··· TESTO DELLA PAGINA ···
Una prospettiva coraggiosa che si è dimostrata davvero promettente, aprendo gli studi robotici a nuove strategie, caratteristiche del mondo vegetale: l’idea di processi decisionali capaci di esprimersi anche in assenza di un cervello; l’intelligenza distribuita all’interno dell’organismo o fra più organismi; la comunicazione che opera sottoforma di reti complesse nel silenzio del sottosuolo; il modello innovativo di una capacità sensoriale diffusa; le soluzioni ingegnose di movimento in assenza di muscoli, basate sulla crescita.

Sono solo alcuni dei numerosi spunti di approccio innovativo che l’autrice propone nel suo saggio, illustrandone sia i fondamenti teorici che i diversi ambiti applicativi. È l’osservazione senza pregiudizi delle piante che, sottolinea l’autrice, ha permesso la nascita di un nuovo indirizzo nella ricerca robotica, ma anche la possibilità concreta di progettare nuove soluzioni tecnologiche a minor consumo energetico.

Soluzioni che trovano nel saggio un’ampia descrizione: dai primi tentativi storici di tecnologie ispirate alla natura che sicuramente sorprenderanno il lettore (la Torre Eiffel, il biplano, il paracadute, il treno ad alta velocità Shinkansen…), alla articolata casistica di robot bioispirati (umanoidi, animaloidi e plantoidi), fino ai progetti più innovativi che vedono protagonista l’autrice, tra gli altri, il plantoide, l’attuatore osmotico e il GrowBot.

A supporto della robotica bioispirata, Barbara Mazzolai richiama la necessità di un superamento dei rigidi steccati tra le discipline. La progettazione di robot ispirati agli esseri viventi e capaci di operare in ambienti mutevoli richiede competenze sempre più multidisciplinari e la creazione di spazi di ricerca in grado di superare la nozione tradizionale di disciplina valorizzando le diversità, il connubio tra i saperi e lo spirito cooperativo tra i vari campi di studio.
··· DATI MOSTRATI ···
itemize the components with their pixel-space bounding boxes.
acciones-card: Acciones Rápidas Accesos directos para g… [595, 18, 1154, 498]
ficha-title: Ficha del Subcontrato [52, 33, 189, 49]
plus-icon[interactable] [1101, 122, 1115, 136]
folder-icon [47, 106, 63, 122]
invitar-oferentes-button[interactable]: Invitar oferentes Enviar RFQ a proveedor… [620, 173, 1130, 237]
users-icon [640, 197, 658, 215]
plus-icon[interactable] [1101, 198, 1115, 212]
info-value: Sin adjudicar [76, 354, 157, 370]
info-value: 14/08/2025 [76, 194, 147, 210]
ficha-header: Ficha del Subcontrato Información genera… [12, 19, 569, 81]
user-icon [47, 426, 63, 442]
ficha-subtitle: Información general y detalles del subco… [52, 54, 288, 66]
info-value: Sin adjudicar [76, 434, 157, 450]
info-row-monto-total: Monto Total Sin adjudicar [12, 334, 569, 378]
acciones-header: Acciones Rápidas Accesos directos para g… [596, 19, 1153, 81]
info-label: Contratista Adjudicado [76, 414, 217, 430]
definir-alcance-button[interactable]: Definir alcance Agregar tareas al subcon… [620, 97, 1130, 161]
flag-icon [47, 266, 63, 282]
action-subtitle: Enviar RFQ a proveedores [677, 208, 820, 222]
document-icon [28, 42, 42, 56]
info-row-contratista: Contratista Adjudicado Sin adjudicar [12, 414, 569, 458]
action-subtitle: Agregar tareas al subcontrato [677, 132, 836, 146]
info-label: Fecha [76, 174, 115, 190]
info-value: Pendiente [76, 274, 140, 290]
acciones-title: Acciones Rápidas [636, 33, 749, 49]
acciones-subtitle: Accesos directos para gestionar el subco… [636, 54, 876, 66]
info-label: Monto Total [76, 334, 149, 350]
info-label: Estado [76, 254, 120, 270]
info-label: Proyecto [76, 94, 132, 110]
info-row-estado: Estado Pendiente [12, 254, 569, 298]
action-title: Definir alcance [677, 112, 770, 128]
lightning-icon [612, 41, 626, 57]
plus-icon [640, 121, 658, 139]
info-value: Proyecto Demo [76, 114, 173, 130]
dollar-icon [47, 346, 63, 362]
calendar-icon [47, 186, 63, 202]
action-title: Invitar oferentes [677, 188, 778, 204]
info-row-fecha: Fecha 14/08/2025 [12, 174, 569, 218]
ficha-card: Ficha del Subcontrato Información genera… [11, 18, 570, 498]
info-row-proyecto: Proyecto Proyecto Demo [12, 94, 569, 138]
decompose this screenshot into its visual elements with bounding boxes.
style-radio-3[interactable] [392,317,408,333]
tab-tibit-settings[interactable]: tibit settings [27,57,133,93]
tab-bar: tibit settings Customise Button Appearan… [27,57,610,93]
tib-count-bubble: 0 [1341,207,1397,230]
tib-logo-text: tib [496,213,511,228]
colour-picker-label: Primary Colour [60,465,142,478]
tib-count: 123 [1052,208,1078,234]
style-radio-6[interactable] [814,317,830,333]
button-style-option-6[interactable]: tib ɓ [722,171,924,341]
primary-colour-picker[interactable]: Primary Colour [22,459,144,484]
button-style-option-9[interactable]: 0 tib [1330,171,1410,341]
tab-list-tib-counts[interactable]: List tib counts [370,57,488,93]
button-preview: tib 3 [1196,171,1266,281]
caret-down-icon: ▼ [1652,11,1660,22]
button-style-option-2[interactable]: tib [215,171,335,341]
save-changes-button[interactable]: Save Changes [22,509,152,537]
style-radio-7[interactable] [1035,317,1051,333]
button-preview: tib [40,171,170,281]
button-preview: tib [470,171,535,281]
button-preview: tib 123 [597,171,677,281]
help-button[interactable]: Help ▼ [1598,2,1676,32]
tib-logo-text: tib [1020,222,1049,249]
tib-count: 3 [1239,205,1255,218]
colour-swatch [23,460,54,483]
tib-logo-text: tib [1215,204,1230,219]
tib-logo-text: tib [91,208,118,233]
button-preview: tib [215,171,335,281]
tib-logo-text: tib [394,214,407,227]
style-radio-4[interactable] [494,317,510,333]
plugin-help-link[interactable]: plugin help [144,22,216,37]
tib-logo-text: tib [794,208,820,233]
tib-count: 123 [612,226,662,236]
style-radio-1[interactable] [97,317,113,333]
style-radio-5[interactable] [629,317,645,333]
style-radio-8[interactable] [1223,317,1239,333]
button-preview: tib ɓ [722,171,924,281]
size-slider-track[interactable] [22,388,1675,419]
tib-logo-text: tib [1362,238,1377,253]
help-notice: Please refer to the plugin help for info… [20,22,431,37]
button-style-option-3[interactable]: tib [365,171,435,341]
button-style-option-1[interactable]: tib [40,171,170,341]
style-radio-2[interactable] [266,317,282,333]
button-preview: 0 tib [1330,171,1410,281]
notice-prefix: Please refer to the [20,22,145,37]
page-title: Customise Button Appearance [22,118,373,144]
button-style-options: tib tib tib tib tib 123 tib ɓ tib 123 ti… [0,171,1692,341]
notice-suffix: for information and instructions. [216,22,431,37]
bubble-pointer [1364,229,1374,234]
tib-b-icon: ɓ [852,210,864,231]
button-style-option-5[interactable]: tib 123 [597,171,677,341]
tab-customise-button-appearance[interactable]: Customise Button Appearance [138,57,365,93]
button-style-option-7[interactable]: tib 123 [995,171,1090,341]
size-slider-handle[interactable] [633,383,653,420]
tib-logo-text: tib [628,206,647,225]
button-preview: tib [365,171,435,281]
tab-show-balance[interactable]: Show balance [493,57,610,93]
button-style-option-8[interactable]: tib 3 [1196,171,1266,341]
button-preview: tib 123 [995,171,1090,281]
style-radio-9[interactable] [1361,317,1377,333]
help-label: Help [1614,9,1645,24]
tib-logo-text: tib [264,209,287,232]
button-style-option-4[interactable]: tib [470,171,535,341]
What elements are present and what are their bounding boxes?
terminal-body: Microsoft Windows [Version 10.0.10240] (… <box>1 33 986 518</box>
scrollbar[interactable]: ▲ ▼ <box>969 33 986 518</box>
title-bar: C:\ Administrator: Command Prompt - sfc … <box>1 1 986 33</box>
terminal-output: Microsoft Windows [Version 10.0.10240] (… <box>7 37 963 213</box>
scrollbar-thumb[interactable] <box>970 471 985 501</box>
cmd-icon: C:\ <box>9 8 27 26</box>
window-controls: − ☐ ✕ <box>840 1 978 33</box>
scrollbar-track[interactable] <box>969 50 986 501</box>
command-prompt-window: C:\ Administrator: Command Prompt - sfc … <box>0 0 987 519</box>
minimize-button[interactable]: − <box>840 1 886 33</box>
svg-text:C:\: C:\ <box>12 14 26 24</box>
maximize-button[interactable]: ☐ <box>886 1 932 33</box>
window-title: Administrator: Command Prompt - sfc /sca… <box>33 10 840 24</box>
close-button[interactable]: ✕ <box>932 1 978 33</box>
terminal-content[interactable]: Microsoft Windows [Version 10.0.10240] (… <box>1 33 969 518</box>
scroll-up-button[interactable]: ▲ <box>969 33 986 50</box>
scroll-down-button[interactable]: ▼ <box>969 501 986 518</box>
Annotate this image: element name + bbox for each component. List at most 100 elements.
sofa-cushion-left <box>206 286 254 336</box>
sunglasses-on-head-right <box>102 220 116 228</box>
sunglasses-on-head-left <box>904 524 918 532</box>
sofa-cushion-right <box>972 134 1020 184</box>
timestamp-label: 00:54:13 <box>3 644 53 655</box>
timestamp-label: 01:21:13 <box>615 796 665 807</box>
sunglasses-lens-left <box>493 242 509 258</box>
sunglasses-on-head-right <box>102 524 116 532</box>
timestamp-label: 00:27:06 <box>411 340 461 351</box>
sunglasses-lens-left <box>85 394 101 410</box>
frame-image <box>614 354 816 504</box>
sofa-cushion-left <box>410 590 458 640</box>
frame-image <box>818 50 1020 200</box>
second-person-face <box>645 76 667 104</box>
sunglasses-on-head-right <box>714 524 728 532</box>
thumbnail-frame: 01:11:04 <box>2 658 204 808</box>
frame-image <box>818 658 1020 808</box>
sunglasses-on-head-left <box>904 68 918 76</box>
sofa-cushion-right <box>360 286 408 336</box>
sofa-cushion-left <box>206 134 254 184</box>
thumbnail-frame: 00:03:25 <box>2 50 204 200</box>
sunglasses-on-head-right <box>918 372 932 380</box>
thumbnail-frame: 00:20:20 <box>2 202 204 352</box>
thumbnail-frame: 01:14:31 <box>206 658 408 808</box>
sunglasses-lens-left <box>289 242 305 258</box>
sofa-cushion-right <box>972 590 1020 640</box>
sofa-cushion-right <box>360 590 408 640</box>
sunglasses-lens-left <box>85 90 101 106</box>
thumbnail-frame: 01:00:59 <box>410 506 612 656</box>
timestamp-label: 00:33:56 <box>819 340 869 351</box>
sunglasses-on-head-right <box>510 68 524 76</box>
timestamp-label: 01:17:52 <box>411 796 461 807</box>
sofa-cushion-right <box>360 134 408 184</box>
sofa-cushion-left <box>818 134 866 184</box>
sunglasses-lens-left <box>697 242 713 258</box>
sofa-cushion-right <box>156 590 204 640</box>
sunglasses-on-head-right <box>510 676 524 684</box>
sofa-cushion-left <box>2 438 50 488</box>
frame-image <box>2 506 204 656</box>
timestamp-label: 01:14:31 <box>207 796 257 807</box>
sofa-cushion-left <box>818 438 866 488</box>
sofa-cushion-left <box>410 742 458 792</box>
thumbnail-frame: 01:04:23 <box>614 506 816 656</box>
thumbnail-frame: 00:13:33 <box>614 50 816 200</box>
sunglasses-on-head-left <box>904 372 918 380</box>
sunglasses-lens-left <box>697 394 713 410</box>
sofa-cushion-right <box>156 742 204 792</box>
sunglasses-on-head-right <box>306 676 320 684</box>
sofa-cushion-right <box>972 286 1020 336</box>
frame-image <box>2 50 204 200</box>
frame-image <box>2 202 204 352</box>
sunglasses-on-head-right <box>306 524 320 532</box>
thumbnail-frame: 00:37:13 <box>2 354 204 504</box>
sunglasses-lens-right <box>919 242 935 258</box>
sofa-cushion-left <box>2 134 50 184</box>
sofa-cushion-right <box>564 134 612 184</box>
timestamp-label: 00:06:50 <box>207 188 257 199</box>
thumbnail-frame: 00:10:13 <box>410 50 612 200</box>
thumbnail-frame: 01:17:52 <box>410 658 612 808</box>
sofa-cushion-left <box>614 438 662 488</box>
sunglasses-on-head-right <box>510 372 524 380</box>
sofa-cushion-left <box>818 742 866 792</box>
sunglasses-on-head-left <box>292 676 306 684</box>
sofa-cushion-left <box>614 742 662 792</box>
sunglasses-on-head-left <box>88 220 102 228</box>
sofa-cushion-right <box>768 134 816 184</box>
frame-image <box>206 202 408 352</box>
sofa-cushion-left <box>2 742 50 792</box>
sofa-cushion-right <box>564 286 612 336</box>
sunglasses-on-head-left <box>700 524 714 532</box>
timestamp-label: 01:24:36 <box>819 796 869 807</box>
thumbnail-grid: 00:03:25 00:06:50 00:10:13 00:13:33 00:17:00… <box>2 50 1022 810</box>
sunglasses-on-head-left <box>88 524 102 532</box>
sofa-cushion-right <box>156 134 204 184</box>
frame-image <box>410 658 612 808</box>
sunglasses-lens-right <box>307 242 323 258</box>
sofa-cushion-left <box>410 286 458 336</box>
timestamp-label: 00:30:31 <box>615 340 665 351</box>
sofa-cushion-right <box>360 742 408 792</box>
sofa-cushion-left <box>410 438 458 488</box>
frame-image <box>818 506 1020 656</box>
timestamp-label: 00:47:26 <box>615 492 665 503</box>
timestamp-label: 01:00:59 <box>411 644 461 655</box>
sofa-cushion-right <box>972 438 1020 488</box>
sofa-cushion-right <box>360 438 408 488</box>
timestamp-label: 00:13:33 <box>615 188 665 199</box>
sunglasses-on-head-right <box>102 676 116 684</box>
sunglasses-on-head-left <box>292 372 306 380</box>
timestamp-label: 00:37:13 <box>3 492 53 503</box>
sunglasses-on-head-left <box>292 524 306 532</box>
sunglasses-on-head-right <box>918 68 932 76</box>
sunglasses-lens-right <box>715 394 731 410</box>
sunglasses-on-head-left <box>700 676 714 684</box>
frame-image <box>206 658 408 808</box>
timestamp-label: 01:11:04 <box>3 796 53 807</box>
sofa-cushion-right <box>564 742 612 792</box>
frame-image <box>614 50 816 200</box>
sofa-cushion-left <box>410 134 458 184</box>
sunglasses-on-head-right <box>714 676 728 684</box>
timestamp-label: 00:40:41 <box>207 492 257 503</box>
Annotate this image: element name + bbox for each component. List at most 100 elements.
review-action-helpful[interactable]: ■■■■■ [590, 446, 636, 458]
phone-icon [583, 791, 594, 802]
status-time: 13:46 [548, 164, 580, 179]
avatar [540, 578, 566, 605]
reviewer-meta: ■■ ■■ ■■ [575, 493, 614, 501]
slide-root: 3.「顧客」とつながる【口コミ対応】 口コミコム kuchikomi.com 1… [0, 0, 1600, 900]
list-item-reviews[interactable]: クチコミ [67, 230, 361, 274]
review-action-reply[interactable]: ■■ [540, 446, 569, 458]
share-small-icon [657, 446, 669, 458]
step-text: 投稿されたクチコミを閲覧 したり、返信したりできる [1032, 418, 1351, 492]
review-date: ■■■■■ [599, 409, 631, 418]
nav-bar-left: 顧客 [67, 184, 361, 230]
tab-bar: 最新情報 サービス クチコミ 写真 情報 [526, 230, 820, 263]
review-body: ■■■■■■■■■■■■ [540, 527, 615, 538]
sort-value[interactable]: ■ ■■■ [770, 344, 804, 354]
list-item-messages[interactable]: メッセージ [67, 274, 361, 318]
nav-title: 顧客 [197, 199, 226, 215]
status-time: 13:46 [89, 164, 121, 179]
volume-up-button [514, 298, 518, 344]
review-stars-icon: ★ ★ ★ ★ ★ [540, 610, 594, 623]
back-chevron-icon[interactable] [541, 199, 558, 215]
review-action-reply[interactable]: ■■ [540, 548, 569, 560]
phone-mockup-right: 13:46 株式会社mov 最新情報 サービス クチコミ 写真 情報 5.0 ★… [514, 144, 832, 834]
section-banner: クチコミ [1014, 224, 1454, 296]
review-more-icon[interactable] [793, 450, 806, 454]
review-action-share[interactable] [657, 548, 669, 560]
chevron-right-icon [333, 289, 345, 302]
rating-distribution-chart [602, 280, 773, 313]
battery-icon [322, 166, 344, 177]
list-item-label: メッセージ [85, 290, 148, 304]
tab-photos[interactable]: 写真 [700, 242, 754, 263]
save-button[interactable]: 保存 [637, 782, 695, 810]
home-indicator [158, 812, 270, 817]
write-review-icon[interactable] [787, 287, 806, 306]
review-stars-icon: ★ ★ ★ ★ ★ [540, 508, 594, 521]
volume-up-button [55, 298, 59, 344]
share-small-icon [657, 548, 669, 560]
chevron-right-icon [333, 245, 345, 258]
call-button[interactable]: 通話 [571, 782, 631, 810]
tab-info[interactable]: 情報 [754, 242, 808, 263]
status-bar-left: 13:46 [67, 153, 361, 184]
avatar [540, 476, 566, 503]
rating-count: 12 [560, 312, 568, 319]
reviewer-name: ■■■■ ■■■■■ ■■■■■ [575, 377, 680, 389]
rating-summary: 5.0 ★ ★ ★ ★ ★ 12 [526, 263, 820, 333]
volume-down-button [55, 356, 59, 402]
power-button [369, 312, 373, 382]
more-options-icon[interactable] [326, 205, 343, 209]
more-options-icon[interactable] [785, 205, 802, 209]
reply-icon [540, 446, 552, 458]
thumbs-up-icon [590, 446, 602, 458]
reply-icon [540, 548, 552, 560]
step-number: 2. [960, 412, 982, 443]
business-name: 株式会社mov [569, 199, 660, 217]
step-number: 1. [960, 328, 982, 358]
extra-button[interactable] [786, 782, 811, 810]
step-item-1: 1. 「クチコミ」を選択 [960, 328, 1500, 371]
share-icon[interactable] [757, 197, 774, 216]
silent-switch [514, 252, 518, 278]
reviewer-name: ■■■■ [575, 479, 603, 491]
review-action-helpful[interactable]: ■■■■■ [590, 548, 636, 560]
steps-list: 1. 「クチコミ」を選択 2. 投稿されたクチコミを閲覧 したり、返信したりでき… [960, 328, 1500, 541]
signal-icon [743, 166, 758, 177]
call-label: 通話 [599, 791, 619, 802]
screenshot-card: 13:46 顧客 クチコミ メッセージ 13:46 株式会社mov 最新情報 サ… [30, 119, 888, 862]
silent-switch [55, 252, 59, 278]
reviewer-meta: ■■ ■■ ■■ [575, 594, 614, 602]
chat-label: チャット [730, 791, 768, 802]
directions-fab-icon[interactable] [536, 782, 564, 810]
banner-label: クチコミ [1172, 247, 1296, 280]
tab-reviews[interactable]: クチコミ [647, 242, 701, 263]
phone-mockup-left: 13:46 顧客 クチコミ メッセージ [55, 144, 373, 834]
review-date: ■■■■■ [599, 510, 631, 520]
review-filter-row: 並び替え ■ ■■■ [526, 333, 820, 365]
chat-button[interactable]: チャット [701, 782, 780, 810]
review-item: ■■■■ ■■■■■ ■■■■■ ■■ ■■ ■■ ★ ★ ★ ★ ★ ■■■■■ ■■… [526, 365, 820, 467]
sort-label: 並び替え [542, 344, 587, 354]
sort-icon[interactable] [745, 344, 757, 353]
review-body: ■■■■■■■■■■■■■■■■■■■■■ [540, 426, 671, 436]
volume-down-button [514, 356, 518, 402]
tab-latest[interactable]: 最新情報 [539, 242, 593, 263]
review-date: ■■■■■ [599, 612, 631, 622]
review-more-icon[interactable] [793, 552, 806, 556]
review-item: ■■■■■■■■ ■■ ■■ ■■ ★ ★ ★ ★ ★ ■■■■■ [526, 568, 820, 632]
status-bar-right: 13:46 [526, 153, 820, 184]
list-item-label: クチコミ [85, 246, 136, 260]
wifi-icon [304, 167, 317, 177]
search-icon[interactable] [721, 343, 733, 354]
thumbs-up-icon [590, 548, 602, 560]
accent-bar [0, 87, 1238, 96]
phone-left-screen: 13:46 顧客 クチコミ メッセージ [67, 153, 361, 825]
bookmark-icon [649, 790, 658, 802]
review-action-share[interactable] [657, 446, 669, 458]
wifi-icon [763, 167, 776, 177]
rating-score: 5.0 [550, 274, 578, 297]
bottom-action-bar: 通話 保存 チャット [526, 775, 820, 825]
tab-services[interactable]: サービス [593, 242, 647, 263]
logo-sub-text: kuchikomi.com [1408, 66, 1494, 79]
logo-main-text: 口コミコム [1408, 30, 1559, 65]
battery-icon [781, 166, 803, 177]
···
> **COMPITO 1**
Rispondi a queste domande sul testo della pagina:
(a) Su che cosa si basano le soluzioni di movimento in assenza di muscoli?
(b) Quale treno ad alta velocità compare tra i primi tentativi storici di tecnologie ispirate alla natura?
(c) In quali tre tipi si articola la casistica di robot bioispirati?
> **COMPITO 2**
Trascrivi dal testo della pagina il passo che si apre con le parole contenenti "Sono solo alcuni" e si chiude con "e il GrowBot.".
> **COMPITO 3**
Le seguenti affermazioni concordano con il testo della pagina? Rispondi sì o no a ciascuna, citando le parole del testo che lo stabiliscono.
(a) La Torre Eiffel è citata tra i primi tentativi di tecnologie ispirate alla natura.
(b) L'osservazione delle piante permette di progettare soluzioni tecnologiche a maggior consumo energetico.
(c) Barbara Mazzolai ritiene che le discipline debbano restare rigidamente separate.

> **SPAZIO RISPOSTA 1**
(a) Sulla crescita.
(b) Lo Shinkansen.
(c) Umanoidi, animaloidi e plantoidi.

> **SPAZIO RISPOSTA 2**
Sono solo alcuni dei numerosi spunti di approccio innovativo che l’autrice propone nel suo saggio, illustrandone sia i fondamenti teorici che i diversi ambiti applicativi. È l’osservazione senza pregiudizi delle piante che, sottolinea l’autrice, ha permesso la nascita di un nuovo indirizzo nella ricerca robotica, ma anche la possibilità concreta di progettare nuove soluzioni tecnologiche a minor consumo energetico.

Soluzioni che trovano nel saggio un’ampia descrizione: dai primi tentativi storici di tecnologie ispirate alla natura che sicuramente sorprenderanno il lettore (la Torre Eiffel, il biplano, il paracadute, il treno ad alta velocità Shinkansen…), alla articolata casistica di robot bioispirati (umanoidi, animaloidi e plantoidi), fino ai progetti più innovativi che vedono protagonista l’autrice, tra gli altri, il plantoide, l’attuatore osmotico e il GrowBot.

> **SPAZIO RISPOSTA 3**
(a) Sì: "dai primi tentativi storici di tecnologie ispirate alla natura che sicuramente sorprenderanno il lettore (la Torre Eiffel".
(b) No: "la possibilità concreta di progettare nuove soluzioni tecnologiche a minor consumo energetico".
(c) No: "Barbara Mazzolai richiama la necessità di un superamento dei rigidi steccati tra le discipline".